6. In your memoir From Dunes to Dior, you note that your American upbringing combined with your South Indian heritage, doctoral education, and femininity mean you’re a rather unique mixture of social identities in Qatar. How hard is it for you to reconcile all these sides of yourself while trying to fit in to this new society and take pride in all that makes you you?
Depends on the context; when I’m in traffic, it’s not unusual for me to return stares from men elbowing each other to have a look at me driving while they’re sitting in buses going back to their accommodation. In the classroom some students are taken aback for the first few sessions but eventually I grow on them. In instances where I have one on one interaction–or people hear my Western accent–I don’t have that much difficulty. It’s when I’m in places where judgments are made by skin color–the mall or first time meetings–that I have slightly more difficulty but in general these smooth out over time.
7. You’ve published six ebooks within the space of a year. How on earth do you manage to be so productive? Do you plan to keep this pace up, or are you just sprinting to get started?
I had the luxury of a backlist of manuscripts that had been politely declined by a number of agents over the years. Each time I stalled, I would go on and write another. I decided to give all of them a home on e-readers as a way of reaching readers. I have two more to go as part of the original list of 8. And of course there are ideas for new stories that keep coming up–even the possibilities of two more books with characters from Love Comes Later–but I think I’ll take a more relaxed approach after December!
8. You chose to pursue indie publishing even though your PhD in English Literature would make you a prime candidate for the traditional publishing model? Why indie, and if given the choice to do it all over again, would you still choose this path?

§ **Brief**
Please copy the interview excerpt above word for word, from start to finish.

§ **Page layout parsing data**
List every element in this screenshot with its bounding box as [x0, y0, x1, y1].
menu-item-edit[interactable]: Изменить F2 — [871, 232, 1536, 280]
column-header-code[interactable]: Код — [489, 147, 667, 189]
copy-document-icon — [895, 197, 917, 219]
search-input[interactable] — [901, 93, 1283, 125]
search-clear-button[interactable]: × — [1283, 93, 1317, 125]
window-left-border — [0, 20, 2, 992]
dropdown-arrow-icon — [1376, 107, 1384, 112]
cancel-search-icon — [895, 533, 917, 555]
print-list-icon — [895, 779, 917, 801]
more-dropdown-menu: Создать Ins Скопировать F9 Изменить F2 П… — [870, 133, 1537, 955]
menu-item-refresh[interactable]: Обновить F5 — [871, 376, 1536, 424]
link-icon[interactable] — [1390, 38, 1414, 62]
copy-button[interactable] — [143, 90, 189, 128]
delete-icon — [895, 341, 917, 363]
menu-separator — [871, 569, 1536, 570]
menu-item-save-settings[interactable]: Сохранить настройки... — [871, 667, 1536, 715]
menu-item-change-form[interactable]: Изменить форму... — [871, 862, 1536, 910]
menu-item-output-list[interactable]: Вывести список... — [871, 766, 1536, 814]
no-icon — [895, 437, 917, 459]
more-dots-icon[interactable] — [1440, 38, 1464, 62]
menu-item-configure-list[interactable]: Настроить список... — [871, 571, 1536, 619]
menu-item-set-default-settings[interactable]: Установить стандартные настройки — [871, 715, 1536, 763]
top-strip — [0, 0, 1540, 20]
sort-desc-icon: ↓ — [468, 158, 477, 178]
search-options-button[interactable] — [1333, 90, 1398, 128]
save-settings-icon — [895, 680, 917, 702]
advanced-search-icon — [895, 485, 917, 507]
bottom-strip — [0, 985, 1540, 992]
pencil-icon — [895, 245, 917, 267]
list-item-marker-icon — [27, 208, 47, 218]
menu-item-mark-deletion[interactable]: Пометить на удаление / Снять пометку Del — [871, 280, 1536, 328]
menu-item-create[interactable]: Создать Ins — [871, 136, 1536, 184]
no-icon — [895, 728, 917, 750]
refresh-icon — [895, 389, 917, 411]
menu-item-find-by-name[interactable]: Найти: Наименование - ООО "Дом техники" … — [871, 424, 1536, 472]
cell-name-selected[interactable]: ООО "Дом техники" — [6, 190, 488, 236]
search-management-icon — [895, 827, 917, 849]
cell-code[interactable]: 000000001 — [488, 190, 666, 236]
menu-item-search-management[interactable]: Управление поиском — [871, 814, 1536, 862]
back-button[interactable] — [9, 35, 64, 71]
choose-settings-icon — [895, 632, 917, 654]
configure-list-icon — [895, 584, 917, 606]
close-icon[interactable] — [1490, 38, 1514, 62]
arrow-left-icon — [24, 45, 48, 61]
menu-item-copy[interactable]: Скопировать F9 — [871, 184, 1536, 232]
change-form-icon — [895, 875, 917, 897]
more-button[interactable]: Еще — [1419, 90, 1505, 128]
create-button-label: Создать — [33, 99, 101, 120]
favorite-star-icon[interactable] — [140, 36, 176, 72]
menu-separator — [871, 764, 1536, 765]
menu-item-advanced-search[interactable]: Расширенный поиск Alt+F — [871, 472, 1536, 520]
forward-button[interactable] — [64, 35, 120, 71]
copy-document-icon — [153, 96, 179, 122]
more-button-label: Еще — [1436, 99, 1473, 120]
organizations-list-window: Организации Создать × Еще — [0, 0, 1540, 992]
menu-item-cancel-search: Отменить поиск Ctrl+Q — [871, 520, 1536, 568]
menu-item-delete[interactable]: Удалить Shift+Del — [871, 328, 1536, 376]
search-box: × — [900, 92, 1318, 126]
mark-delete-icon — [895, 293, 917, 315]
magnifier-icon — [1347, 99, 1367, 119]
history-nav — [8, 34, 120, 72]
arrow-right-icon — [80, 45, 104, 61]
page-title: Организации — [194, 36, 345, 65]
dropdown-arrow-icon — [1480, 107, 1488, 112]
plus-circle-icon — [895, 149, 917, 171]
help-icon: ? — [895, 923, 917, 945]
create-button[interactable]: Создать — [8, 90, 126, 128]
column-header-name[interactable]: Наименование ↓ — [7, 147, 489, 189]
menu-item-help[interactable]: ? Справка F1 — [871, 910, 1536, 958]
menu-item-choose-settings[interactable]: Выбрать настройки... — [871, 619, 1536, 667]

§ **Reply to the exercise**
6. In your memoir From Dunes to Dior, you note that your American upbringing combined with your South Indian heritage, doctoral education, and femininity mean you’re a rather unique mixture of social identities in Qatar. How hard is it for you to reconcile all these sides of yourself while trying to fit in to this new society and take pride in all that makes you you?
Depends on the context; when I’m in traffic, it’s not unusual for me to return stares from men elbowing each other to have a look at me driving while they’re sitting in buses going back to their accommodation. In the classroom some students are taken aback for the first few sessions but eventually I grow on them. In instances where I have one on one interaction–or people hear my Western accent–I don’t have that much difficulty. It’s when I’m in places where judgments are made by skin color–the mall or first time meetings–that I have slightly more difficulty but in general these smooth out over time.
7. You’ve published six ebooks within the space of a year. How on earth do you manage to be so productive? Do you plan to keep this pace up, or are you just sprinting to get started?
I had the luxury of a backlist of manuscripts that had been politely declined by a number of agents over the years. Each time I stalled, I would go on and write another. I decided to give all of them a home on e-readers as a way of reaching readers. I have two more to go as part of the original list of 8. And of course there are ideas for new stories that keep coming up–even the possibilities of two more books with characters from Love Comes Later–but I think I’ll take a more relaxed approach after December!
8. You chose to pursue indie publishing even though your PhD in English Literature would make you a prime candidate for the traditional publishing model? Why indie, and if given the choice to do it all over again, would you still choose this path?